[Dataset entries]
============
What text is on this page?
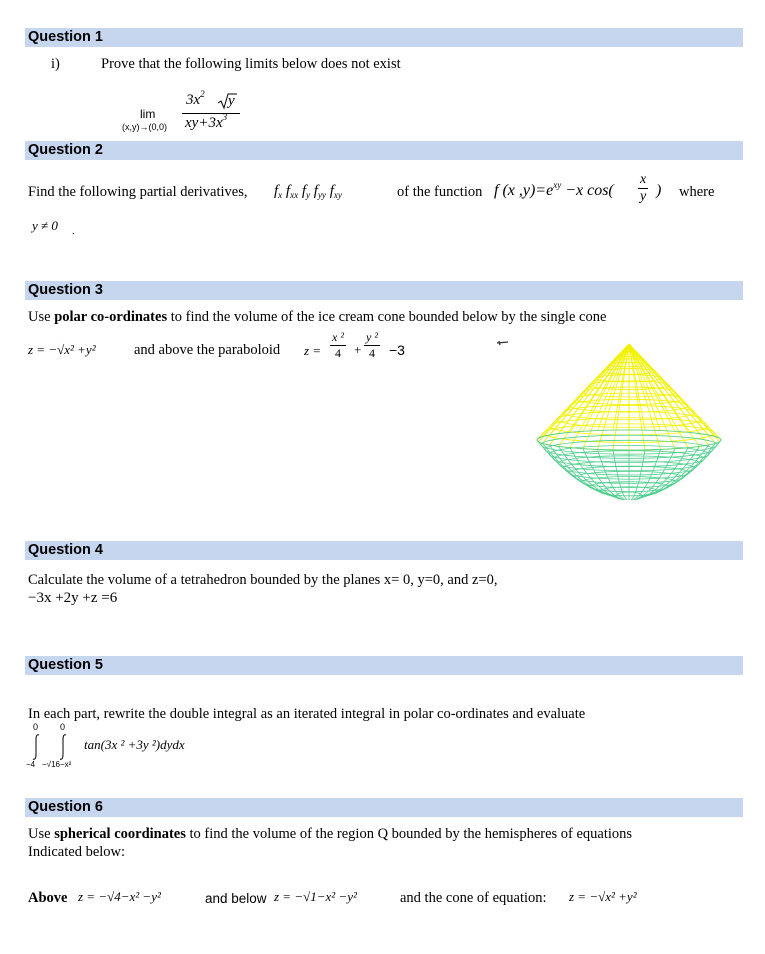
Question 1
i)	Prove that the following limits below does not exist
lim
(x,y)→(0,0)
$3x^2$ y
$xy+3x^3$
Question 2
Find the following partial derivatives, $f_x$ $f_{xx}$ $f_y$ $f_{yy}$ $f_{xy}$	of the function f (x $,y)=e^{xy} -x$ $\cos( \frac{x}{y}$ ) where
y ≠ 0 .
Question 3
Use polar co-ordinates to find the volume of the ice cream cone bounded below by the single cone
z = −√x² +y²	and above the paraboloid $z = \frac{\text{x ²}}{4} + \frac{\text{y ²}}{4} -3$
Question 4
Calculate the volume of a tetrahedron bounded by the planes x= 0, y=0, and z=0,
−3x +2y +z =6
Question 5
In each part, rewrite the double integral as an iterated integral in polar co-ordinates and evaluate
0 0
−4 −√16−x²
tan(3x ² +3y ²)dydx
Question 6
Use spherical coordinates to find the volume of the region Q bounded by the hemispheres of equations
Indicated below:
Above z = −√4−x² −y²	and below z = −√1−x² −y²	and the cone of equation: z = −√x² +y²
============
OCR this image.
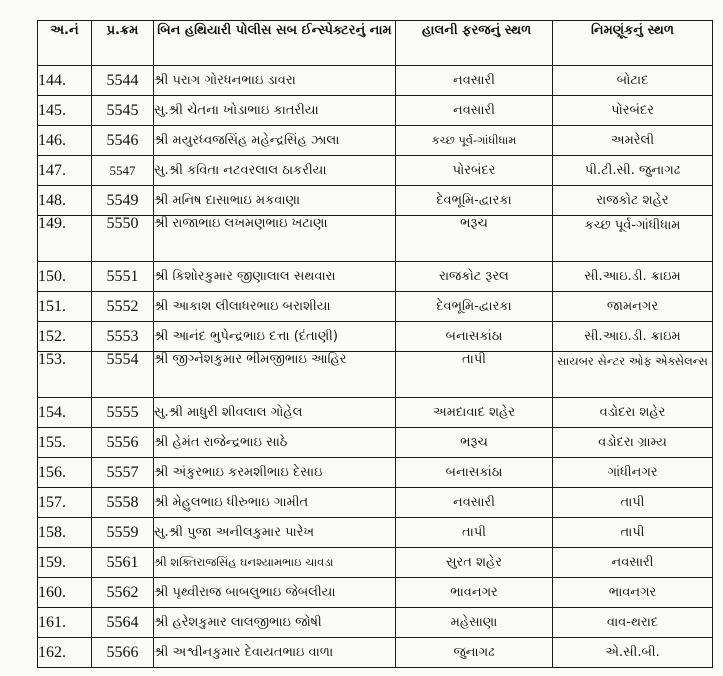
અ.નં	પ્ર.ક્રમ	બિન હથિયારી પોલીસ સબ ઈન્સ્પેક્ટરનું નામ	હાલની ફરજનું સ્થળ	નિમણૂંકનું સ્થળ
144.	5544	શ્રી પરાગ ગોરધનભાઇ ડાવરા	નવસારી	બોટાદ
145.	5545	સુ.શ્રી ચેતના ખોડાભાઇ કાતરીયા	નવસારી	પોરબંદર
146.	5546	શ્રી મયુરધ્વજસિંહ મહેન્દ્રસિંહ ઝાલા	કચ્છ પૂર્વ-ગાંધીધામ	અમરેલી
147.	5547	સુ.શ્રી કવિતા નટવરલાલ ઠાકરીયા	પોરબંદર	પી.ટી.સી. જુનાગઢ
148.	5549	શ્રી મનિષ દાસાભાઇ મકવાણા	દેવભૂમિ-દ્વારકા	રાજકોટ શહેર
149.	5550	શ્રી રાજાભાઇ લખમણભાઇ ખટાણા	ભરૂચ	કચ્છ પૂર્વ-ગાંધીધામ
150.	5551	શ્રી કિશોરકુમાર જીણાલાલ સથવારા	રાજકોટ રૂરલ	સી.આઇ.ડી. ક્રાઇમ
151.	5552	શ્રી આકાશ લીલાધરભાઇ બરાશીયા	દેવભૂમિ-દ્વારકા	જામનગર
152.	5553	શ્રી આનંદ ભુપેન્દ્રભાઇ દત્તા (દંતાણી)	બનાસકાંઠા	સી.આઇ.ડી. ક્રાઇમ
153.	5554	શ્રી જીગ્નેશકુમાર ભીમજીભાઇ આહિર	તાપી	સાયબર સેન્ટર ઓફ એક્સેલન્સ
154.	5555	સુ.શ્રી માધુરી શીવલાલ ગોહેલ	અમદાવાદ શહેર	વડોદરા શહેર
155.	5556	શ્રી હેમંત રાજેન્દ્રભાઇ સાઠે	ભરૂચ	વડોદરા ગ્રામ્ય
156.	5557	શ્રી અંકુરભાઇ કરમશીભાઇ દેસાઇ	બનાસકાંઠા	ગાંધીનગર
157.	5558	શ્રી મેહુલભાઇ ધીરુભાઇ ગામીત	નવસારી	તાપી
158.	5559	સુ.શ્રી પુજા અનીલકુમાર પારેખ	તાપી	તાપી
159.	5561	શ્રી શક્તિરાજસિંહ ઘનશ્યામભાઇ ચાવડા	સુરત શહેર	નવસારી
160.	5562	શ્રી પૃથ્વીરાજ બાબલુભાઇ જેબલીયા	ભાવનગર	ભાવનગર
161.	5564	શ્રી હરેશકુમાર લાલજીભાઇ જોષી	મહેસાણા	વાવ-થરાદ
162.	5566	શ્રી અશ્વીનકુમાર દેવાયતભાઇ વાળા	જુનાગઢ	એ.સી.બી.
============
Pick out the lines containing the word "text" and show them.

◆ **Answer to the problem**:
What text is on this page?
z = −√x² +y²	and above the paraboloid $z = \frac{\text{x ²}}{4} + \frac{\text{y ²}}{4} -3$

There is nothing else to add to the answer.